-- DIRECTIONS --
Give every line again exactly as it appears, please, but not the pictures.

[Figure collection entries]
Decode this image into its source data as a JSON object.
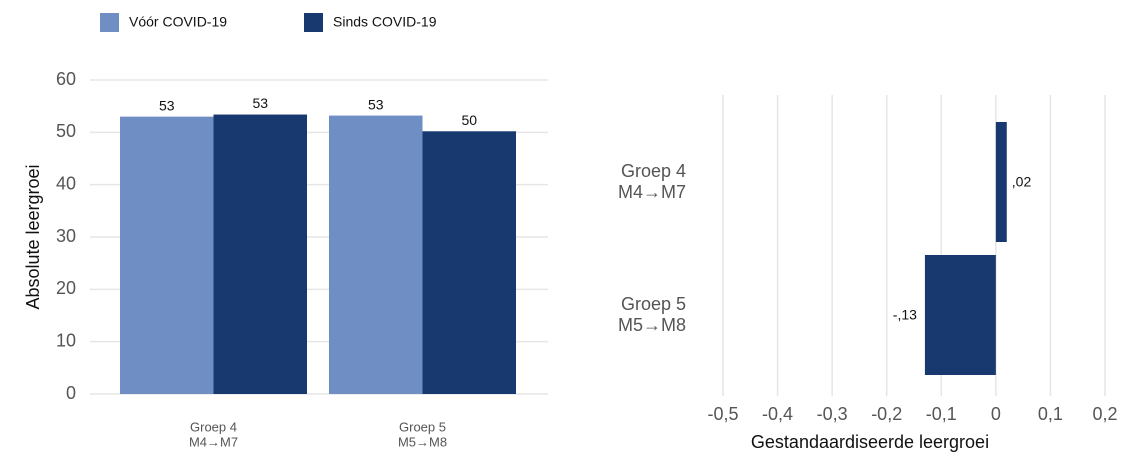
{
  "chart_data": [
    {
      "type": "bar",
      "y_label": "Absolute leergroei",
      "categories": [
        [
          "Groep 4",
          "M4→M7"
        ],
        [
          "Groep 5",
          "M5→M8"
        ]
      ],
      "series": [
        {
          "name": "Vóór COVID-19",
          "color": "#6e8ec4",
          "values": [
            53,
            53.2
          ],
          "value_labels": [
            "53",
            "53"
          ]
        },
        {
          "name": "Sinds COVID-19",
          "color": "#17396f",
          "values": [
            53.4,
            50.2
          ],
          "value_labels": [
            "53",
            "50"
          ]
        }
      ],
      "ylim": [
        0,
        60
      ],
      "yticks": [
        0,
        10,
        20,
        30,
        40,
        50,
        60
      ],
      "grid": true,
      "legend": "top"
    },
    {
      "type": "hbar",
      "x_label": "Gestandaardiseerde leergroei",
      "categories": [
        [
          "Groep 4",
          "M4→M7"
        ],
        [
          "Groep 5",
          "M5→M8"
        ]
      ],
      "values": [
        0.02,
        -0.13
      ],
      "value_labels": [
        ",02",
        "-,13"
      ],
      "color": "#17396f",
      "xlim": [
        -0.5,
        0.2
      ],
      "xticks": [
        {
          "value": -0.5,
          "label": "-0,5"
        },
        {
          "value": -0.4,
          "label": "-0,4"
        },
        {
          "value": -0.3,
          "label": "-0,3"
        },
        {
          "value": -0.2,
          "label": "-0,2"
        },
        {
          "value": -0.1,
          "label": "-0,1"
        },
        0,
        {
          "value": 0.1,
          "label": "0,1"
        },
        {
          "value": 0.2,
          "label": "0,2"
        }
      ],
      "grid": true
    }
  ]
}
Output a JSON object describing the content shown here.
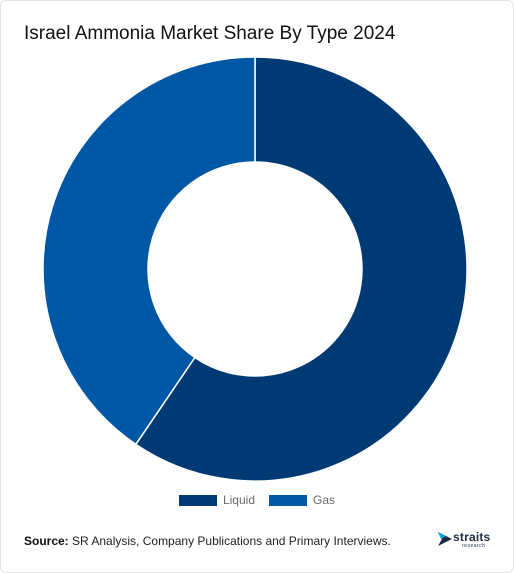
{
  "chart_data": {
    "type": "pie",
    "title": "Israel Ammonia Market Share By Type 2024",
    "categories": [
      "Liquid",
      "Gas"
    ],
    "values": [
      59.5,
      40.5
    ],
    "unit": "%",
    "donut": true,
    "legend_position": "bottom-center",
    "colors": [
      "#003a75",
      "#0057a6"
    ]
  },
  "source": {
    "label": "Source:",
    "text": "SR Analysis, Company Publications and Primary Interviews."
  },
  "brand": {
    "logo_text": "straits",
    "logo_subtext": "research",
    "accent": "#00a5e0"
  }
}
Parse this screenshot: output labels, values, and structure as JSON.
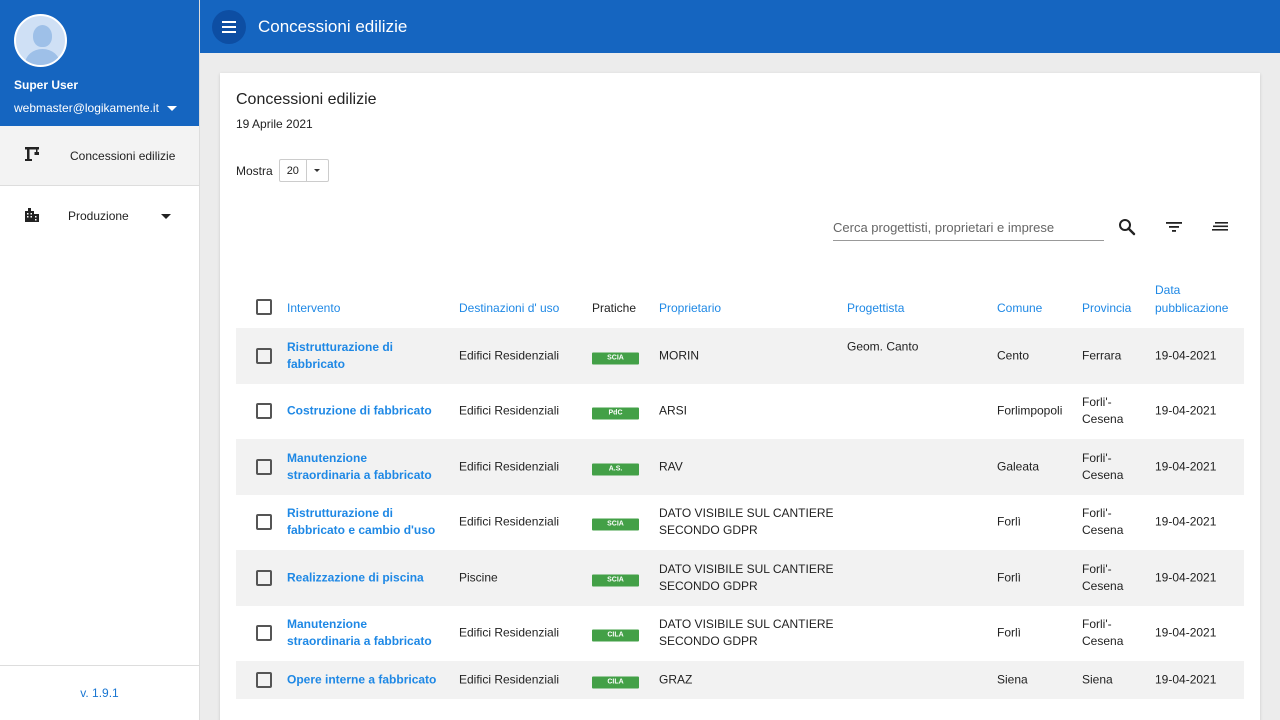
{
  "app": {
    "title": "Concessioni edilizie",
    "version": "v. 1.9.1"
  },
  "user": {
    "name": "Super User",
    "email": "webmaster@logikamente.it"
  },
  "nav": [
    {
      "label": "Concessioni edilizie",
      "icon": "crane-icon"
    },
    {
      "label": "Produzione",
      "icon": "building-icon"
    }
  ],
  "card": {
    "title": "Concessioni edilizie",
    "date": "19 Aprile 2021",
    "show_label": "Mostra",
    "show_value": "20"
  },
  "search": {
    "placeholder": "Cerca progettisti, proprietari e imprese"
  },
  "columns": {
    "intervento": "Intervento",
    "destinazioni": "Destinazioni d' uso",
    "pratiche": "Pratiche",
    "proprietario": "Proprietario",
    "progettista": "Progettista",
    "comune": "Comune",
    "provincia": "Provincia",
    "data_line1": "Data",
    "data_line2": "pubblicazione"
  },
  "rows": [
    {
      "intervento": "Ristrutturazione di fabbricato",
      "destinazioni": "Edifici Residenziali",
      "pratiche": "SCIA",
      "proprietario": "MORIN",
      "progettista": "Geom. Canto",
      "comune": "Cento",
      "provincia": "Ferrara",
      "data": "19-04-2021"
    },
    {
      "intervento": "Costruzione di fabbricato",
      "destinazioni": "Edifici Residenziali",
      "pratiche": "PdC",
      "proprietario": "ARSI",
      "progettista": "",
      "comune": "Forlimpopoli",
      "provincia": "Forli'-Cesena",
      "data": "19-04-2021"
    },
    {
      "intervento": "Manutenzione straordinaria a fabbricato",
      "destinazioni": "Edifici Residenziali",
      "pratiche": "A.S.",
      "proprietario": "RAV",
      "progettista": "",
      "comune": "Galeata",
      "provincia": "Forli'-Cesena",
      "data": "19-04-2021"
    },
    {
      "intervento": "Ristrutturazione di fabbricato e cambio d'uso",
      "destinazioni": "Edifici Residenziali",
      "pratiche": "SCIA",
      "proprietario": "DATO VISIBILE SUL CANTIERE SECONDO GDPR",
      "progettista": "",
      "comune": "Forlì",
      "provincia": "Forli'-Cesena",
      "data": "19-04-2021"
    },
    {
      "intervento": "Realizzazione di piscina",
      "destinazioni": "Piscine",
      "pratiche": "SCIA",
      "proprietario": "DATO VISIBILE SUL CANTIERE SECONDO GDPR",
      "progettista": "",
      "comune": "Forlì",
      "provincia": "Forli'-Cesena",
      "data": "19-04-2021"
    },
    {
      "intervento": "Manutenzione straordinaria a fabbricato",
      "destinazioni": "Edifici Residenziali",
      "pratiche": "CILA",
      "proprietario": "DATO VISIBILE SUL CANTIERE SECONDO GDPR",
      "progettista": "",
      "comune": "Forlì",
      "provincia": "Forli'-Cesena",
      "data": "19-04-2021"
    },
    {
      "intervento": "Opere interne a fabbricato",
      "destinazioni": "Edifici Residenziali",
      "pratiche": "CILA",
      "proprietario": "GRAZ",
      "progettista": "",
      "comune": "Siena",
      "provincia": "Siena",
      "data": "19-04-2021"
    }
  ],
  "colors": {
    "primary": "#1565c0",
    "link": "#1e88e5",
    "badge": "#43a047"
  }
}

-- PROBLEM SOLUTION --
Decode this image into its source data as a JSON object.
{
  "chart_data": [
    {
      "type": "bar",
      "y_label": "Absolute leergroei",
      "categories": [
        [
          "Groep 4",
          "M4→M7"
        ],
        [
          "Groep 5",
          "M5→M8"
        ]
      ],
      "series": [
        {
          "name": "Vóór COVID-19",
          "color": "#6e8ec4",
          "values": [
            53,
            53.2
          ],
          "value_labels": [
            "53",
            "53"
          ]
        },
        {
          "name": "Sinds COVID-19",
          "color": "#17396f",
          "values": [
            53.4,
            50.2
          ],
          "value_labels": [
            "53",
            "50"
          ]
        }
      ],
      "ylim": [
        0,
        60
      ],
      "yticks": [
        0,
        10,
        20,
        30,
        40,
        50,
        60
      ],
      "grid": true,
      "legend": "top"
    },
    {
      "type": "hbar",
      "x_label": "Gestandaardiseerde leergroei",
      "categories": [
        [
          "Groep 4",
          "M4→M7"
        ],
        [
          "Groep 5",
          "M5→M8"
        ]
      ],
      "values": [
        0.02,
        -0.13
      ],
      "value_labels": [
        ",02",
        "-,13"
      ],
      "color": "#17396f",
      "xlim": [
        -0.5,
        0.2
      ],
      "xticks": [
        {
          "value": -0.5,
          "label": "-0,5"
        },
        {
          "value": -0.4,
          "label": "-0,4"
        },
        {
          "value": -0.3,
          "label": "-0,3"
        },
        {
          "value": -0.2,
          "label": "-0,2"
        },
        {
          "value": -0.1,
          "label": "-0,1"
        },
        0,
        {
          "value": 0.1,
          "label": "0,1"
        },
        {
          "value": 0.2,
          "label": "0,2"
        }
      ],
      "grid": true
    }
  ]
}
Output a JSON object describing the content shown here.
{
  "chart_data": {
    "type": "pie",
    "title": "Israel Ammonia Market Share By Type 2024",
    "categories": [
      "Liquid",
      "Gas"
    ],
    "values": [
      59.5,
      40.5
    ],
    "unit": "%",
    "donut": true,
    "legend_position": "bottom-center",
    "colors": [
      "#003a75",
      "#0057a6"
    ]
  },
  "source": {
    "label": "Source:",
    "text": "SR Analysis, Company Publications and Primary Interviews."
  },
  "brand": {
    "logo_text": "straits",
    "logo_subtext": "research",
    "accent": "#00a5e0"
  }
}
Parse this screenshot: output labels, values, and structure as JSON.
{
  "app": {
    "title": "Concessioni edilizie",
    "version": "v. 1.9.1"
  },
  "user": {
    "name": "Super User",
    "email": "webmaster@logikamente.it"
  },
  "nav": [
    {
      "label": "Concessioni edilizie",
      "icon": "crane-icon"
    },
    {
      "label": "Produzione",
      "icon": "building-icon"
    }
  ],
  "card": {
    "title": "Concessioni edilizie",
    "date": "19 Aprile 2021",
    "show_label": "Mostra",
    "show_value": "20"
  },
  "search": {
    "placeholder": "Cerca progettisti, proprietari e imprese"
  },
  "columns": {
    "intervento": "Intervento",
    "destinazioni": "Destinazioni d' uso",
    "pratiche": "Pratiche",
    "proprietario": "Proprietario",
    "progettista": "Progettista",
    "comune": "Comune",
    "provincia": "Provincia",
    "data_line1": "Data",
    "data_line2": "pubblicazione"
  },
  "rows": [
    {
      "intervento": "Ristrutturazione di fabbricato",
      "destinazioni": "Edifici Residenziali",
      "pratiche": "SCIA",
      "proprietario": "MORIN",
      "progettista": "Geom. Canto",
      "comune": "Cento",
      "provincia": "Ferrara",
      "data": "19-04-2021"
    },
    {
      "intervento": "Costruzione di fabbricato",
      "destinazioni": "Edifici Residenziali",
      "pratiche": "PdC",
      "proprietario": "ARSI",
      "progettista": "",
      "comune": "Forlimpopoli",
      "provincia": "Forli'-Cesena",
      "data": "19-04-2021"
    },
    {
      "intervento": "Manutenzione straordinaria a fabbricato",
      "destinazioni": "Edifici Residenziali",
      "pratiche": "A.S.",
      "proprietario": "RAV",
      "progettista": "",
      "comune": "Galeata",
      "provincia": "Forli'-Cesena",
      "data": "19-04-2021"
    },
    {
      "intervento": "Ristrutturazione di fabbricato e cambio d'uso",
      "destinazioni": "Edifici Residenziali",
      "pratiche": "SCIA",
      "proprietario": "DATO VISIBILE SUL CANTIERE SECONDO GDPR",
      "progettista": "",
      "comune": "Forlì",
      "provincia": "Forli'-Cesena",
      "data": "19-04-2021"
    },
    {
      "intervento": "Realizzazione di piscina",
      "destinazioni": "Piscine",
      "pratiche": "SCIA",
      "proprietario": "DATO VISIBILE SUL CANTIERE SECONDO GDPR",
      "progettista": "",
      "comune": "Forlì",
      "provincia": "Forli'-Cesena",
      "data": "19-04-2021"
    },
    {
      "intervento": "Manutenzione straordinaria a fabbricato",
      "destinazioni": "Edifici Residenziali",
      "pratiche": "CILA",
      "proprietario": "DATO VISIBILE SUL CANTIERE SECONDO GDPR",
      "progettista": "",
      "comune": "Forlì",
      "provincia": "Forli'-Cesena",
      "data": "19-04-2021"
    },
    {
      "intervento": "Opere interne a fabbricato",
      "destinazioni": "Edifici Residenziali",
      "pratiche": "CILA",
      "proprietario": "GRAZ",
      "progettista": "",
      "comune": "Siena",
      "provincia": "Siena",
      "data": "19-04-2021"
    }
  ],
  "colors": {
    "primary": "#1565c0",
    "link": "#1e88e5",
    "badge": "#43a047"
  }
}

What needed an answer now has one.